Stored records
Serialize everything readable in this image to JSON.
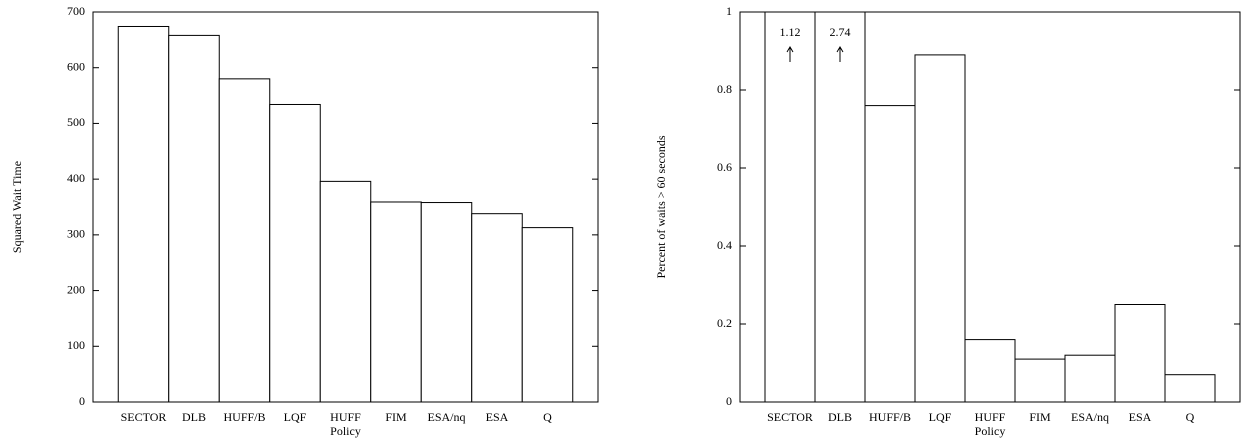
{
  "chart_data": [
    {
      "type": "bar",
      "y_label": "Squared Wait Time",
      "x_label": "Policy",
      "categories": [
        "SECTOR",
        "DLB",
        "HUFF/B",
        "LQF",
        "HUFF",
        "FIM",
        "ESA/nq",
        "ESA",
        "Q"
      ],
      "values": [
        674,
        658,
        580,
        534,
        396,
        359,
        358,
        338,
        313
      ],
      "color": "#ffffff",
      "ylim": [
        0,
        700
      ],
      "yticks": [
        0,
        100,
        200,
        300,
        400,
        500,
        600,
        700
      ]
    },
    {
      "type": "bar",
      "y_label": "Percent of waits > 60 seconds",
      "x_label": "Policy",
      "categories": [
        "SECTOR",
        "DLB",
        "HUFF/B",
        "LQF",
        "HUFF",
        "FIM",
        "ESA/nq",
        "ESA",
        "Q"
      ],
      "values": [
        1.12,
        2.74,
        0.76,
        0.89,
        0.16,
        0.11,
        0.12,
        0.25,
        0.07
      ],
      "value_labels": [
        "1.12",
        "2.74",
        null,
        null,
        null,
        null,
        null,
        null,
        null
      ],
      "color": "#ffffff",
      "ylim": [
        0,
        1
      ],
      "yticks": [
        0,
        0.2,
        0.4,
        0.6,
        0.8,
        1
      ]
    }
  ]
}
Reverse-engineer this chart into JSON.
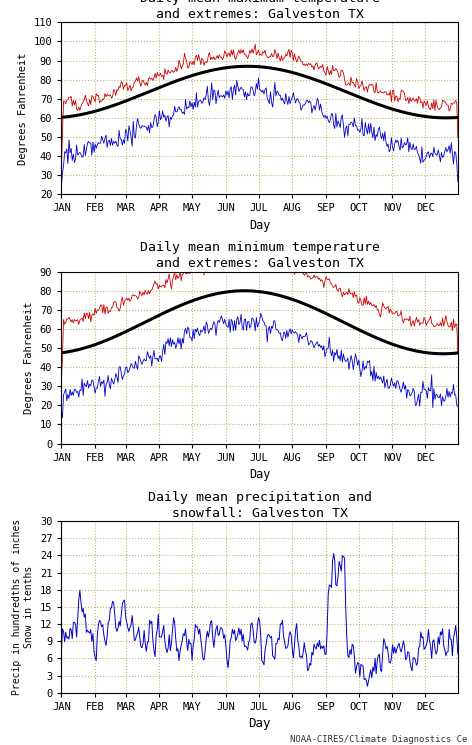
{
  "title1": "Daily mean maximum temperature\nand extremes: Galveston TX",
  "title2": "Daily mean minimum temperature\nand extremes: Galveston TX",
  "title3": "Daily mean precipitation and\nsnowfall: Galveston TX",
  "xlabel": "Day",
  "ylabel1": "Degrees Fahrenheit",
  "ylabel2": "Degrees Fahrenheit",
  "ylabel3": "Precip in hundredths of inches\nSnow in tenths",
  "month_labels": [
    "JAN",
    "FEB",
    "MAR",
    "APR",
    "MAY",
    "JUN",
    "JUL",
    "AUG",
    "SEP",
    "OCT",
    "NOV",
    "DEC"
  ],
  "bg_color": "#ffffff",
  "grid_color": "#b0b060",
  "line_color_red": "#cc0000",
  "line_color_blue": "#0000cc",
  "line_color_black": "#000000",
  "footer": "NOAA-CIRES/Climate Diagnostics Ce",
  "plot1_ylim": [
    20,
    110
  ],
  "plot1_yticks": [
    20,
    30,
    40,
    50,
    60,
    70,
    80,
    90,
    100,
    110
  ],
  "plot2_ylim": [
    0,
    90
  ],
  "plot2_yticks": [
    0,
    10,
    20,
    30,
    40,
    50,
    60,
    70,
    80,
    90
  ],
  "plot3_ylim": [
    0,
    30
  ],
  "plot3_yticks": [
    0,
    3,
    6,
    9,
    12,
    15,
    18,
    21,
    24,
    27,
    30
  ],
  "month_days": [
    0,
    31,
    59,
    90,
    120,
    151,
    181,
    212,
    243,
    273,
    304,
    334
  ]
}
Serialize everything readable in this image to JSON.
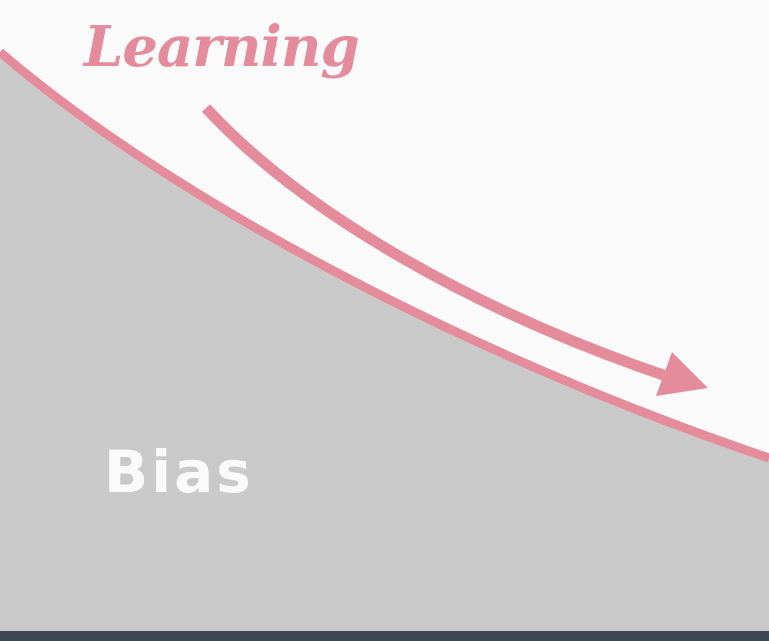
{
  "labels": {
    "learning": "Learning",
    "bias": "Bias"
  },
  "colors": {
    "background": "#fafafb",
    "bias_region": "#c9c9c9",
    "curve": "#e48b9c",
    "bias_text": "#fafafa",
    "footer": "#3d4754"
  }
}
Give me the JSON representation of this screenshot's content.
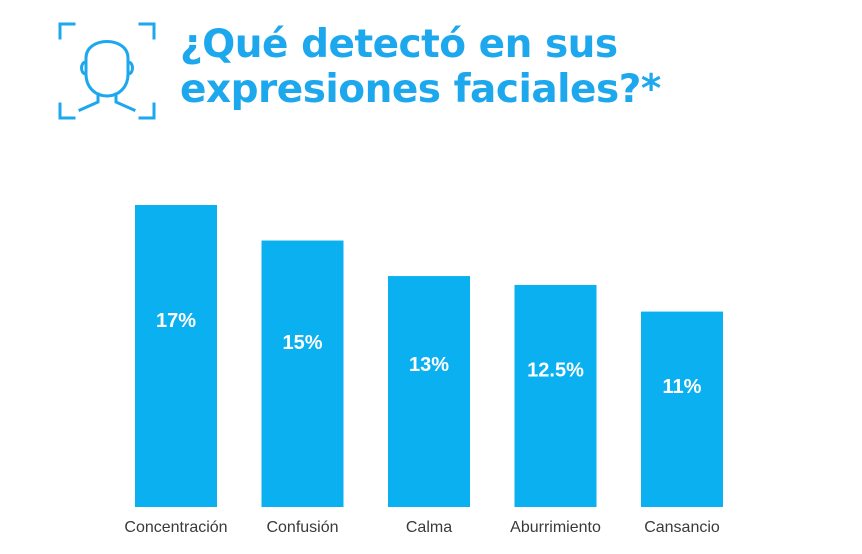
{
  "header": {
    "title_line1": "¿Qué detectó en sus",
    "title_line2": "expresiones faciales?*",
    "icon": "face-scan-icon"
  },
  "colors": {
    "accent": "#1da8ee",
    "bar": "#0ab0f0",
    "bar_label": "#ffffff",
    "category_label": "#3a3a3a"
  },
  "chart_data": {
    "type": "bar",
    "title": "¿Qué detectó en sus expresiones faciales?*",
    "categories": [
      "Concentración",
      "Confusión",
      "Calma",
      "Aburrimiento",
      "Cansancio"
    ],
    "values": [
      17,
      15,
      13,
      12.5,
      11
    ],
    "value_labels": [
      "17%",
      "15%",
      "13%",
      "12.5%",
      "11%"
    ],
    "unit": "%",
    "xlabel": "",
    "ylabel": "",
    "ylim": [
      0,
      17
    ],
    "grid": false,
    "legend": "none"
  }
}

### [Short exercise]
Extract only the lines from the line containing "Give me the" through the final line of the records; keep both ends and drop every picture.

### [Answer to the exercise]
Give me the JSON representation of this screenshot's content.
{
  "header": {
    "title_line1": "¿Qué detectó en sus",
    "title_line2": "expresiones faciales?*",
    "icon": "face-scan-icon"
  },
  "colors": {
    "accent": "#1da8ee",
    "bar": "#0ab0f0",
    "bar_label": "#ffffff",
    "category_label": "#3a3a3a"
  },
  "chart_data": {
    "type": "bar",
    "title": "¿Qué detectó en sus expresiones faciales?*",
    "categories": [
      "Concentración",
      "Confusión",
      "Calma",
      "Aburrimiento",
      "Cansancio"
    ],
    "values": [
      17,
      15,
      13,
      12.5,
      11
    ],
    "value_labels": [
      "17%",
      "15%",
      "13%",
      "12.5%",
      "11%"
    ],
    "unit": "%",
    "xlabel": "",
    "ylabel": "",
    "ylim": [
      0,
      17
    ],
    "grid": false,
    "legend": "none"
  }
}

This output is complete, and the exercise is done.